• _Stated problem_: Quote the listing below in its entirety.

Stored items
:::

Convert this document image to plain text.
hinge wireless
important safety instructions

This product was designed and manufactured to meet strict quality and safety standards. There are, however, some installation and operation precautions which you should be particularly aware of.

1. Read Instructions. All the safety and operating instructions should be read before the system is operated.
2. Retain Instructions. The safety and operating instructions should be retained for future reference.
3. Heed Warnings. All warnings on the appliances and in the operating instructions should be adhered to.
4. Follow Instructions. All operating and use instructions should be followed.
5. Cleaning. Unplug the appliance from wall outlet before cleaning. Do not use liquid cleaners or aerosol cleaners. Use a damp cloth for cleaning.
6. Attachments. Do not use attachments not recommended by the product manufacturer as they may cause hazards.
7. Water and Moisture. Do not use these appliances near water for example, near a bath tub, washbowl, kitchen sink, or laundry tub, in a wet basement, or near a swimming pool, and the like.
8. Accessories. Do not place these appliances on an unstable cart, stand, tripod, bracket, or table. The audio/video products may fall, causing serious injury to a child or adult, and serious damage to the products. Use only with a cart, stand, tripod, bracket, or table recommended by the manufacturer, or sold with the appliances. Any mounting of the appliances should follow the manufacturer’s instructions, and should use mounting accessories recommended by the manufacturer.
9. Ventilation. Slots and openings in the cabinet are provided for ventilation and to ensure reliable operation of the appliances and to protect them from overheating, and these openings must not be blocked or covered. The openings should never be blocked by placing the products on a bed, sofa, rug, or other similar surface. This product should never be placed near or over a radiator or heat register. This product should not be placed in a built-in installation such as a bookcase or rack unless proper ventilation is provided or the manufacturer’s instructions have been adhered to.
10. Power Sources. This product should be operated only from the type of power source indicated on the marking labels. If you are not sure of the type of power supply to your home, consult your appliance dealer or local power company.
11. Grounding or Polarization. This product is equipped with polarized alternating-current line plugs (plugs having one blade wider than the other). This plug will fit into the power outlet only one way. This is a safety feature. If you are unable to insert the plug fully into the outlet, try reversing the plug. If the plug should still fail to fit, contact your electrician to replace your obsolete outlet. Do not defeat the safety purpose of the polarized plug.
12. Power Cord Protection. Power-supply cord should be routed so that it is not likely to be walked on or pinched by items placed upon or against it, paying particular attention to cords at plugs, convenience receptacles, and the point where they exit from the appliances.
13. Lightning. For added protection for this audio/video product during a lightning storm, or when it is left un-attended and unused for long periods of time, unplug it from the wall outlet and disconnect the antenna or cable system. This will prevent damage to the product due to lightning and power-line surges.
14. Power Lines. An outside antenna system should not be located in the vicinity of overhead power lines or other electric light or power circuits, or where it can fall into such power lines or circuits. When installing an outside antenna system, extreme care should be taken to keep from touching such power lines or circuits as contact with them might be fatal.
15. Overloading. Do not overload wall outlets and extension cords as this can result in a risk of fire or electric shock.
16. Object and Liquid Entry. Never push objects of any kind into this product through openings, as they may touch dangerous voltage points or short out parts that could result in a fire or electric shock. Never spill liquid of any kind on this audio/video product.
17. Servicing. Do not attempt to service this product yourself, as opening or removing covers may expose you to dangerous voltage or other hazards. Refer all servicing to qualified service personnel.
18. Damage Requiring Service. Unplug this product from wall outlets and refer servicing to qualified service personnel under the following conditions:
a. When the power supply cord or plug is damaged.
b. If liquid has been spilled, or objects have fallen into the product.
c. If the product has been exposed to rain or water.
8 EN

:::

• _Exercise answer_:
Convert this document image to plain text.
hinge wireless
important safety instructions

This product was designed and manufactured to meet strict quality and safety standards. There are, however, some installation and operation precautions which you should be particularly aware of.

1. Read Instructions. All the safety and operating instructions should be read before the system is operated.
2. Retain Instructions. The safety and operating instructions should be retained for future reference.
3. Heed Warnings. All warnings on the appliances and in the operating instructions should be adhered to.
4. Follow Instructions. All operating and use instructions should be followed.
5. Cleaning. Unplug the appliance from wall outlet before cleaning. Do not use liquid cleaners or aerosol cleaners. Use a damp cloth for cleaning.
6. Attachments. Do not use attachments not recommended by the product manufacturer as they may cause hazards.
7. Water and Moisture. Do not use these appliances near water for example, near a bath tub, washbowl, kitchen sink, or laundry tub, in a wet basement, or near a swimming pool, and the like.
8. Accessories. Do not place these appliances on an unstable cart, stand, tripod, bracket, or table. The audio/video products may fall, causing serious injury to a child or adult, and serious damage to the products. Use only with a cart, stand, tripod, bracket, or table recommended by the manufacturer, or sold with the appliances. Any mounting of the appliances should follow the manufacturer’s instructions, and should use mounting accessories recommended by the manufacturer.
9. Ventilation. Slots and openings in the cabinet are provided for ventilation and to ensure reliable operation of the appliances and to protect them from overheating, and these openings must not be blocked or covered. The openings should never be blocked by placing the products on a bed, sofa, rug, or other similar surface. This product should never be placed near or over a radiator or heat register. This product should not be placed in a built-in installation such as a bookcase or rack unless proper ventilation is provided or the manufacturer’s instructions have been adhered to.
10. Power Sources. This product should be operated only from the type of power source indicated on the marking labels. If you are not sure of the type of power supply to your home, consult your appliance dealer or local power company.
11. Grounding or Polarization. This product is equipped with polarized alternating-current line plugs (plugs having one blade wider than the other). This plug will fit into the power outlet only one way. This is a safety feature. If you are unable to insert the plug fully into the outlet, try reversing the plug. If the plug should still fail to fit, contact your electrician to replace your obsolete outlet. Do not defeat the safety purpose of the polarized plug.
12. Power Cord Protection. Power-supply cord should be routed so that it is not likely to be walked on or pinched by items placed upon or against it, paying particular attention to cords at plugs, convenience receptacles, and the point where they exit from the appliances.
13. Lightning. For added protection for this audio/video product during a lightning storm, or when it is left un-attended and unused for long periods of time, unplug it from the wall outlet and disconnect the antenna or cable system. This will prevent damage to the product due to lightning and power-line surges.
14. Power Lines. An outside antenna system should not be located in the vicinity of overhead power lines or other electric light or power circuits, or where it can fall into such power lines or circuits. When installing an outside antenna system, extreme care should be taken to keep from touching such power lines or circuits as contact with them might be fatal.
15. Overloading. Do not overload wall outlets and extension cords as this can result in a risk of fire or electric shock.
16. Object and Liquid Entry. Never push objects of any kind into this product through openings, as they may touch dangerous voltage points or short out parts that could result in a fire or electric shock. Never spill liquid of any kind on this audio/video product.
17. Servicing. Do not attempt to service this product yourself, as opening or removing covers may expose you to dangerous voltage or other hazards. Refer all servicing to qualified service personnel.
18. Damage Requiring Service. Unplug this product from wall outlets and refer servicing to qualified service personnel under the following conditions:
a. When the power supply cord or plug is damaged.
b. If liquid has been spilled, or objects have fallen into the product.
c. If the product has been exposed to rain or water.
8 EN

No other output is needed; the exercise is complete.